:: The exercise ::
Search the records that follow and extract every line containing the string "badge".

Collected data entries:
:::::
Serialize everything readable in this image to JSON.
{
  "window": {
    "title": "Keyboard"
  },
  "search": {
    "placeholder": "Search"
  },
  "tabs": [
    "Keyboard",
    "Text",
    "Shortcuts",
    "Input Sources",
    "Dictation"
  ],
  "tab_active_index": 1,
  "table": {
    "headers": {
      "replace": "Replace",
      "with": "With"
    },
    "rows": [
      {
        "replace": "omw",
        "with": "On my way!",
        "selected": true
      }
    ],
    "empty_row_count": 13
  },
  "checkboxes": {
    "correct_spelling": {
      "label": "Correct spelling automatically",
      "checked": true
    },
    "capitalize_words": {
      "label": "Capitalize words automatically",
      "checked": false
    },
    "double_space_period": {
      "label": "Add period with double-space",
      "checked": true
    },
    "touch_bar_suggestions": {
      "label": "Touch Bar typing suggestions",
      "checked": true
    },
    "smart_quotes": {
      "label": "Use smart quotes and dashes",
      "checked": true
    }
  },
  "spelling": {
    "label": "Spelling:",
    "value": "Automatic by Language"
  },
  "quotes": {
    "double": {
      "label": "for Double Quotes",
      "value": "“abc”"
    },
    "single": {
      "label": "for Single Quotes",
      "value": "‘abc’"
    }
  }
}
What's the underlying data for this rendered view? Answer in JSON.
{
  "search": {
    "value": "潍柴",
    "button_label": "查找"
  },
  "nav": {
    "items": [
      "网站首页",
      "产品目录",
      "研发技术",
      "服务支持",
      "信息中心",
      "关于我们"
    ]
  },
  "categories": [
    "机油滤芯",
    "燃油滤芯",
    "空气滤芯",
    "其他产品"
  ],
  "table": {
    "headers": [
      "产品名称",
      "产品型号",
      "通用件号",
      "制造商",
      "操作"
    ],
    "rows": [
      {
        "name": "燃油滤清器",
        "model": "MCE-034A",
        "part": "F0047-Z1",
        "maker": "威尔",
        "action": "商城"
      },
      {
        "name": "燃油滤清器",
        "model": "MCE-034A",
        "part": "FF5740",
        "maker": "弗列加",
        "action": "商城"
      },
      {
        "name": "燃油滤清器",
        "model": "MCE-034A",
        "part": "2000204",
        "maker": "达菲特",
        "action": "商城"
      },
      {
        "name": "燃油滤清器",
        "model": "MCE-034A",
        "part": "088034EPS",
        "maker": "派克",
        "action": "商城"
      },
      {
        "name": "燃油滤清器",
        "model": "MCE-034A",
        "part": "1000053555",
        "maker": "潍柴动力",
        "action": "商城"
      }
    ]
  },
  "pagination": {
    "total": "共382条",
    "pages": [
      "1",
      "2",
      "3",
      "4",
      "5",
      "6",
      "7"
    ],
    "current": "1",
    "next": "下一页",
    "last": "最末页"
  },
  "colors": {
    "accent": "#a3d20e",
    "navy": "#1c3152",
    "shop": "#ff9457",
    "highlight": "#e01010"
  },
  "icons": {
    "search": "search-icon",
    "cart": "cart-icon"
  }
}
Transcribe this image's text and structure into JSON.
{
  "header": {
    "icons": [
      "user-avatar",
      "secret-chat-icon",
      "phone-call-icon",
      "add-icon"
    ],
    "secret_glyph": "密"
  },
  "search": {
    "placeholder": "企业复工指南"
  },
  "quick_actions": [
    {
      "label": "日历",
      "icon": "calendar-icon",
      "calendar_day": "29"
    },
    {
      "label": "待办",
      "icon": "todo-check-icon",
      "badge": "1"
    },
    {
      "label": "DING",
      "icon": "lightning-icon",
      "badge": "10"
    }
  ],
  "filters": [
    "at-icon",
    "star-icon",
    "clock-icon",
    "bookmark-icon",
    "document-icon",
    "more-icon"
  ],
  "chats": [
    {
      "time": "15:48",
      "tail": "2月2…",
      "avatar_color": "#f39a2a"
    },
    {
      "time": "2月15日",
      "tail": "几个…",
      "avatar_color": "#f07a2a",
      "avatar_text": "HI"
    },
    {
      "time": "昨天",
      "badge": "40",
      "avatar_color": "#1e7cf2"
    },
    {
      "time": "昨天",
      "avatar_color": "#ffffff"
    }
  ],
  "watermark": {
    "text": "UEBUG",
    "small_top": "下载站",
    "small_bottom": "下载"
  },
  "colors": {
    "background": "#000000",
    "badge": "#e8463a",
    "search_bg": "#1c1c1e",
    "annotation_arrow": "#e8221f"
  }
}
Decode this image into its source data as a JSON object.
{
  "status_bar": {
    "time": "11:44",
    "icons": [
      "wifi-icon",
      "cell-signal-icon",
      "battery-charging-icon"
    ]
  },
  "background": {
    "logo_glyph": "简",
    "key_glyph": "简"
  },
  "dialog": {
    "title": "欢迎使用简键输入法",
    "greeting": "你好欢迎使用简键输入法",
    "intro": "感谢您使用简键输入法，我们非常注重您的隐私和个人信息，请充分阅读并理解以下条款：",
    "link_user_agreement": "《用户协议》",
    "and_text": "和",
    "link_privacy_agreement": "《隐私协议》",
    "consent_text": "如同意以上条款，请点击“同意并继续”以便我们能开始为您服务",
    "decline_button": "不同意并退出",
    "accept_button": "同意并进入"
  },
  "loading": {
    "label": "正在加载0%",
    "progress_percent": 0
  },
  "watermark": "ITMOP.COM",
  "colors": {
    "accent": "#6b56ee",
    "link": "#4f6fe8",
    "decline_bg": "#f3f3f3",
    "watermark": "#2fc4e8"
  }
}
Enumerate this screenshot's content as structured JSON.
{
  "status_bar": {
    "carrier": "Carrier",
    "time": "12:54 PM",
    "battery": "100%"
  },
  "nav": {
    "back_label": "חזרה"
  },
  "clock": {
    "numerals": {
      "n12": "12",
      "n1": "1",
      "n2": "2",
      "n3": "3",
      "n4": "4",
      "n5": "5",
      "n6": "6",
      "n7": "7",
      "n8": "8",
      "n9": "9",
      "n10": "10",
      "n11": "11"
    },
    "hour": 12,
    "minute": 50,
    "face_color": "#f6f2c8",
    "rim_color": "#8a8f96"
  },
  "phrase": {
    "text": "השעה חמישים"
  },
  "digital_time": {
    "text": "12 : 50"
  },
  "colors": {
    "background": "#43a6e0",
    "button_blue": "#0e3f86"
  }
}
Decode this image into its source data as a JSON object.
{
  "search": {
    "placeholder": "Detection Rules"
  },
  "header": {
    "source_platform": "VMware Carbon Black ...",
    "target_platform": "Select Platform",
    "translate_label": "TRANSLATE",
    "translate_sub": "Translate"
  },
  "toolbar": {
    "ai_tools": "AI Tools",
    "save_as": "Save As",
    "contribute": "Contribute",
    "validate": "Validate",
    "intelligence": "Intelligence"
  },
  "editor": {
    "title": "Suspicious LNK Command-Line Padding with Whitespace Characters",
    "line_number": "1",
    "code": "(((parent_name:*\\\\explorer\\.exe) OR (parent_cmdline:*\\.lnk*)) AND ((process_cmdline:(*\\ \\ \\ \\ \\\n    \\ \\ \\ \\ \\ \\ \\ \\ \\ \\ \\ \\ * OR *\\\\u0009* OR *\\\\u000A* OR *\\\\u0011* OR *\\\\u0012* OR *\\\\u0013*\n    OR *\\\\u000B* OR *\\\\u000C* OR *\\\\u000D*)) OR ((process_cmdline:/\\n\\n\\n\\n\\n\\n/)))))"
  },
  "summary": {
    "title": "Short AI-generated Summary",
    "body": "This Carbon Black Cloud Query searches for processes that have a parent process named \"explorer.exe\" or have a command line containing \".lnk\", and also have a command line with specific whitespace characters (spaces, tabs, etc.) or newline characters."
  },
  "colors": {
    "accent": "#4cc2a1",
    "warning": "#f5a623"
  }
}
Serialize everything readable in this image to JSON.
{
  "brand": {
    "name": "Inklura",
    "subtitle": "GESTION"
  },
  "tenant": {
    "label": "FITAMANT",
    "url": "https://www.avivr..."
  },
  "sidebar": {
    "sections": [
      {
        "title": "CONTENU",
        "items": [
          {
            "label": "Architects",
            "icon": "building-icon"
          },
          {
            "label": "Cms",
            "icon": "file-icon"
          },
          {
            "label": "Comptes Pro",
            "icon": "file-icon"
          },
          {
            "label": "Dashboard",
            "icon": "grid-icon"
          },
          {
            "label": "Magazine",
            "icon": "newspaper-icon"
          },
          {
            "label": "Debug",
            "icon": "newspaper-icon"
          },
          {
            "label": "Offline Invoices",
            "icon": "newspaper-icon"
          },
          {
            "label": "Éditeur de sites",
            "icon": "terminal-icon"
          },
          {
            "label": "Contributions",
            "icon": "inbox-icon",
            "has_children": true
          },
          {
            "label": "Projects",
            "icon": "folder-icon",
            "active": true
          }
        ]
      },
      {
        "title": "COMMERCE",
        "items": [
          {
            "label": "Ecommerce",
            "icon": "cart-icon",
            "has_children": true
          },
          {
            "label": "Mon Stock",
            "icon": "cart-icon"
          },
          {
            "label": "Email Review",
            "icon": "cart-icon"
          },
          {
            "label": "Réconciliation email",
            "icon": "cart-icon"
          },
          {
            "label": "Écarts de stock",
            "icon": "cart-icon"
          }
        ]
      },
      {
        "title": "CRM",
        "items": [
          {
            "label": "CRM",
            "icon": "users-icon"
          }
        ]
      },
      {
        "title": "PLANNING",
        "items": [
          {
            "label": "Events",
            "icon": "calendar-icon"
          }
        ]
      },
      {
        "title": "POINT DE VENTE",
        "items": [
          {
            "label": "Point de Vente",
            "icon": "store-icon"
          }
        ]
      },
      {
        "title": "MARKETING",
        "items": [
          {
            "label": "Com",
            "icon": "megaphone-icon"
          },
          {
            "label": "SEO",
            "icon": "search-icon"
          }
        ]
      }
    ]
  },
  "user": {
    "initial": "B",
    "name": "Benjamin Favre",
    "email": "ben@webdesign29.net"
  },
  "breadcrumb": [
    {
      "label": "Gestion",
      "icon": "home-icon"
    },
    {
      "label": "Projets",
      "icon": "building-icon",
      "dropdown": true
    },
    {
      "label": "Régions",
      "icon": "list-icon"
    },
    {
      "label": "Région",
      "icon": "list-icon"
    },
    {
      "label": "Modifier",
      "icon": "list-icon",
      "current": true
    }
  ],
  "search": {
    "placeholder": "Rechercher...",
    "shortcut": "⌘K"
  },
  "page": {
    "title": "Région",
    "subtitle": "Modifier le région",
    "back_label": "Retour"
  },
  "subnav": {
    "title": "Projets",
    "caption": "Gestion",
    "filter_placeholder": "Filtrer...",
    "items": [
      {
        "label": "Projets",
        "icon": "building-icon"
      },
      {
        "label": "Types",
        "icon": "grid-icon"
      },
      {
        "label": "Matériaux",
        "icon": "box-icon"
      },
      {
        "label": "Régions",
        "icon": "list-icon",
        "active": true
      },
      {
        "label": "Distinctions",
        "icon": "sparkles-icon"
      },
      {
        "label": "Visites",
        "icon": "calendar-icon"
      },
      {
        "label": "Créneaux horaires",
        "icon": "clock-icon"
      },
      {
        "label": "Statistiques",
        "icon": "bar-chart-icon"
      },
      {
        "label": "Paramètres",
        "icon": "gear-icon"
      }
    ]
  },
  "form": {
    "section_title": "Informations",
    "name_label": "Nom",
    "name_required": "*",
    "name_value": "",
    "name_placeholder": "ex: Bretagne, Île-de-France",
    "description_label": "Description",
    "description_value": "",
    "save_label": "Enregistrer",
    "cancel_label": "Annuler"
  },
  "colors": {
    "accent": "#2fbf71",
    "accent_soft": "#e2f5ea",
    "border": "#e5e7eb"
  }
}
:::::
:: Written answer ::
      "badge": "1"
      "badge": "10"
      "badge": "40",
    "badge": "#e8463a",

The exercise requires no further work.